## Exercise prompt
Records follow. Select each line holding "noise".

— begin —

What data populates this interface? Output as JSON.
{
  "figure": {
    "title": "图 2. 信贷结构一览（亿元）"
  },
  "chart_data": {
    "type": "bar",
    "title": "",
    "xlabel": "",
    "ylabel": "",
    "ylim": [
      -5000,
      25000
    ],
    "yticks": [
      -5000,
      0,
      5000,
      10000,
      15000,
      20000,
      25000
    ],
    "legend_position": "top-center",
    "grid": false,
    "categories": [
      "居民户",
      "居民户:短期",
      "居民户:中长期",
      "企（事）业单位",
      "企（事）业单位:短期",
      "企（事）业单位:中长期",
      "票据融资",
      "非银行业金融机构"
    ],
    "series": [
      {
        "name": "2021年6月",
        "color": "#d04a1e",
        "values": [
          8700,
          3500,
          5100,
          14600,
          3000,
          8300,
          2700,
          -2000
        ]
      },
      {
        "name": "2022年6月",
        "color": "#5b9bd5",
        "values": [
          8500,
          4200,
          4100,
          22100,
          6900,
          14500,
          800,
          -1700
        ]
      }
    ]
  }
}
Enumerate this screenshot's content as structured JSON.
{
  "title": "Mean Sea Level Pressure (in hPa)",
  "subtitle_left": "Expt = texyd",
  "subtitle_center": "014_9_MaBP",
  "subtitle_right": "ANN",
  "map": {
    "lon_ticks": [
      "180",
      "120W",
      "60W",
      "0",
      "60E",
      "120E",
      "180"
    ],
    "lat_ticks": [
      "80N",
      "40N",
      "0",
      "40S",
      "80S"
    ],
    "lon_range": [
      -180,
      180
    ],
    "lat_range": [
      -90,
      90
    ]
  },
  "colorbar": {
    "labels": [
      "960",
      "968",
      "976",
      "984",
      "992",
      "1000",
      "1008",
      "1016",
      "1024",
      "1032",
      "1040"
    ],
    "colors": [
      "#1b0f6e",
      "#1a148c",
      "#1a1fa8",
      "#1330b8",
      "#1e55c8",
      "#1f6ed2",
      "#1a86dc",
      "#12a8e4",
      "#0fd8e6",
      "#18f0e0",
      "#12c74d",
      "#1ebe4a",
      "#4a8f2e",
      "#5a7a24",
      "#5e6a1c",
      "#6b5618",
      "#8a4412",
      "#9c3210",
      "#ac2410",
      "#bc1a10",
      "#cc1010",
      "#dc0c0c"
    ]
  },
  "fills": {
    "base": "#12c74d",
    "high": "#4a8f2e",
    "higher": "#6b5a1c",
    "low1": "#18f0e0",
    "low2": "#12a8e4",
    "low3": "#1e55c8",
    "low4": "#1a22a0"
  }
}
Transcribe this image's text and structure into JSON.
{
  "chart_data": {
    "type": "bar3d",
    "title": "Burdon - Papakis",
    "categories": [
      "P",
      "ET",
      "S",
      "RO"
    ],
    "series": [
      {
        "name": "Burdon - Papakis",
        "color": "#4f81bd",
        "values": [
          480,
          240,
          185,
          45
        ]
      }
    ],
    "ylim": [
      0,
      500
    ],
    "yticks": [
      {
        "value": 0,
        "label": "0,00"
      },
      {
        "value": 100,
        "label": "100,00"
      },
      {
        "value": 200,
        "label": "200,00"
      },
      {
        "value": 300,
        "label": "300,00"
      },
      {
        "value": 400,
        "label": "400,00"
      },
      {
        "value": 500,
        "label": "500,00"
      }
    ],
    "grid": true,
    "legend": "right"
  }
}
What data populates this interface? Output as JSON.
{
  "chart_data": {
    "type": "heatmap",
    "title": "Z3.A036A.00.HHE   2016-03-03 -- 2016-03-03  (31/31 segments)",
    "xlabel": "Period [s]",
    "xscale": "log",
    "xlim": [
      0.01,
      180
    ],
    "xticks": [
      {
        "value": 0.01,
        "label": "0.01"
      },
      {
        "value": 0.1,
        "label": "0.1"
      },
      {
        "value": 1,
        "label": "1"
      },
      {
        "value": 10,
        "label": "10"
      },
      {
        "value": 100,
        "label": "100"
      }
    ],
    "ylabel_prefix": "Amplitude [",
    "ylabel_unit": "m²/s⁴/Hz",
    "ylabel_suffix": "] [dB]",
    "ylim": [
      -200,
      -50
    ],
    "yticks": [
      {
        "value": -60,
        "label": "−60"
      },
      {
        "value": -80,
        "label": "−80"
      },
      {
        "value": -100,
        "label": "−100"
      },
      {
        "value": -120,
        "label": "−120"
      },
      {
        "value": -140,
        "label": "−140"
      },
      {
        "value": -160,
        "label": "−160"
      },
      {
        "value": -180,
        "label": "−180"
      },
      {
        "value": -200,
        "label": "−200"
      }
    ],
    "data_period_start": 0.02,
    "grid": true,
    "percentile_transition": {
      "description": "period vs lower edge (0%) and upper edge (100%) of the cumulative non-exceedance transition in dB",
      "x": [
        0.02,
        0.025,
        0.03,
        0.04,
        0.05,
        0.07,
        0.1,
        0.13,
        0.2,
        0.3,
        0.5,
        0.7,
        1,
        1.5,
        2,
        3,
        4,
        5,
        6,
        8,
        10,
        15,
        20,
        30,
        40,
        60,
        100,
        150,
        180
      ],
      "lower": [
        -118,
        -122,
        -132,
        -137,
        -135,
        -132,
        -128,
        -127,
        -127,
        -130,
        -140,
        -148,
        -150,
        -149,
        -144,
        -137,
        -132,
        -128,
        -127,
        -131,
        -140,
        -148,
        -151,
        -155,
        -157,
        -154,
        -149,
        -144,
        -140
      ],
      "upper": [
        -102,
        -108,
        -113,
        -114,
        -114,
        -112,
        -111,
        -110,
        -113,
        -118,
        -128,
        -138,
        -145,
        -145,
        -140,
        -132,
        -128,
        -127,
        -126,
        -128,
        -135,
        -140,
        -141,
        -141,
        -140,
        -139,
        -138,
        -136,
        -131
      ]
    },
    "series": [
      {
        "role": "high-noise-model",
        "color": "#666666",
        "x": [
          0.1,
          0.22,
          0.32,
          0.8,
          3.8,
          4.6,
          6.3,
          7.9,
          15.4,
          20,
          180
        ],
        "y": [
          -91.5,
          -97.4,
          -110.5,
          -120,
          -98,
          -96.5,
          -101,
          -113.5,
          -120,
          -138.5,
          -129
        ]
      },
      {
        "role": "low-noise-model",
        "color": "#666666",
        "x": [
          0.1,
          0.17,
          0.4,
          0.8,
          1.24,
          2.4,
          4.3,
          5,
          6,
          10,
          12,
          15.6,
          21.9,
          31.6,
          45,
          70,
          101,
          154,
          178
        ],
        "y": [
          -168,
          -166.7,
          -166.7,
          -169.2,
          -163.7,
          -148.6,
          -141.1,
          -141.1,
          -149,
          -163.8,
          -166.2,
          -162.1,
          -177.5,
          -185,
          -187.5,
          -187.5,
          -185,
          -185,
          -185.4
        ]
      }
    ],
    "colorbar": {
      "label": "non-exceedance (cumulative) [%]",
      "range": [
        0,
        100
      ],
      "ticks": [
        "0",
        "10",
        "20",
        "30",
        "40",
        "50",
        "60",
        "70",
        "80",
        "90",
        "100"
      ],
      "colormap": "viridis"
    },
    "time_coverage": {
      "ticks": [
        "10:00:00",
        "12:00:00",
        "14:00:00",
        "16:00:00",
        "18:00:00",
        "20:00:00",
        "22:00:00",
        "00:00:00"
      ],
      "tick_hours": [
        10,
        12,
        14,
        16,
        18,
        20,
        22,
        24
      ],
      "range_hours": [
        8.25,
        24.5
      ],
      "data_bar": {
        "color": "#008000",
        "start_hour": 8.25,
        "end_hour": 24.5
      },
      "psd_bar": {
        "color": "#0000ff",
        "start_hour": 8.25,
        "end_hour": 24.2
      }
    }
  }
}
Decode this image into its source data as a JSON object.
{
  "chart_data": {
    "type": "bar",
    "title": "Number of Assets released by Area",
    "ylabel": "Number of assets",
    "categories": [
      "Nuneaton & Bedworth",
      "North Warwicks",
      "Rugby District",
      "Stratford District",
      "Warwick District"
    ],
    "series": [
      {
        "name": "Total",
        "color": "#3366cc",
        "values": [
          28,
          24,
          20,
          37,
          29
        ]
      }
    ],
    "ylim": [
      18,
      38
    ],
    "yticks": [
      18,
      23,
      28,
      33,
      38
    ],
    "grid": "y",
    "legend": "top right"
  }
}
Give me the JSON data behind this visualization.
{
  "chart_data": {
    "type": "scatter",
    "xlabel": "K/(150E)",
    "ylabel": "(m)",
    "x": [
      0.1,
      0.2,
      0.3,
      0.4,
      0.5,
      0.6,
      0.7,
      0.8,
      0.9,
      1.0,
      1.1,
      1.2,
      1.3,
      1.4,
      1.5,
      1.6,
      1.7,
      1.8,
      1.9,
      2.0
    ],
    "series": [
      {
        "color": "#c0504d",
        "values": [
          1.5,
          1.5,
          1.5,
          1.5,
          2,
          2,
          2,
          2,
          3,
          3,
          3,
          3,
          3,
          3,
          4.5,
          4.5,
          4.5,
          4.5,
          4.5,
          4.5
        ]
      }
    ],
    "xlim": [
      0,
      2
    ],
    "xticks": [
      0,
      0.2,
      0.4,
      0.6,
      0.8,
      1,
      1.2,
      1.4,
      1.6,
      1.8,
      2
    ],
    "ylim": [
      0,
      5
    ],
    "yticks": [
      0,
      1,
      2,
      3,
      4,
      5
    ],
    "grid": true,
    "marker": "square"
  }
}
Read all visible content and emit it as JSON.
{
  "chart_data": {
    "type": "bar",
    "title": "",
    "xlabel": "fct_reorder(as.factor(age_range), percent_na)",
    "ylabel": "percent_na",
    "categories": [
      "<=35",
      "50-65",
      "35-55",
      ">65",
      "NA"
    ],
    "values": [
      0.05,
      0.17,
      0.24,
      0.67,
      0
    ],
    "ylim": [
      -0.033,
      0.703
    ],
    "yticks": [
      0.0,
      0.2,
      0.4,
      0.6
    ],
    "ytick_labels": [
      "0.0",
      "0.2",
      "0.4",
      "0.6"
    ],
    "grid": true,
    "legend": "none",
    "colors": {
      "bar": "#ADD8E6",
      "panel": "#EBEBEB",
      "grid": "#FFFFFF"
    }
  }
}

— end —

## Problem solution
        "role": "high-noise-model",
        "role": "low-noise-model",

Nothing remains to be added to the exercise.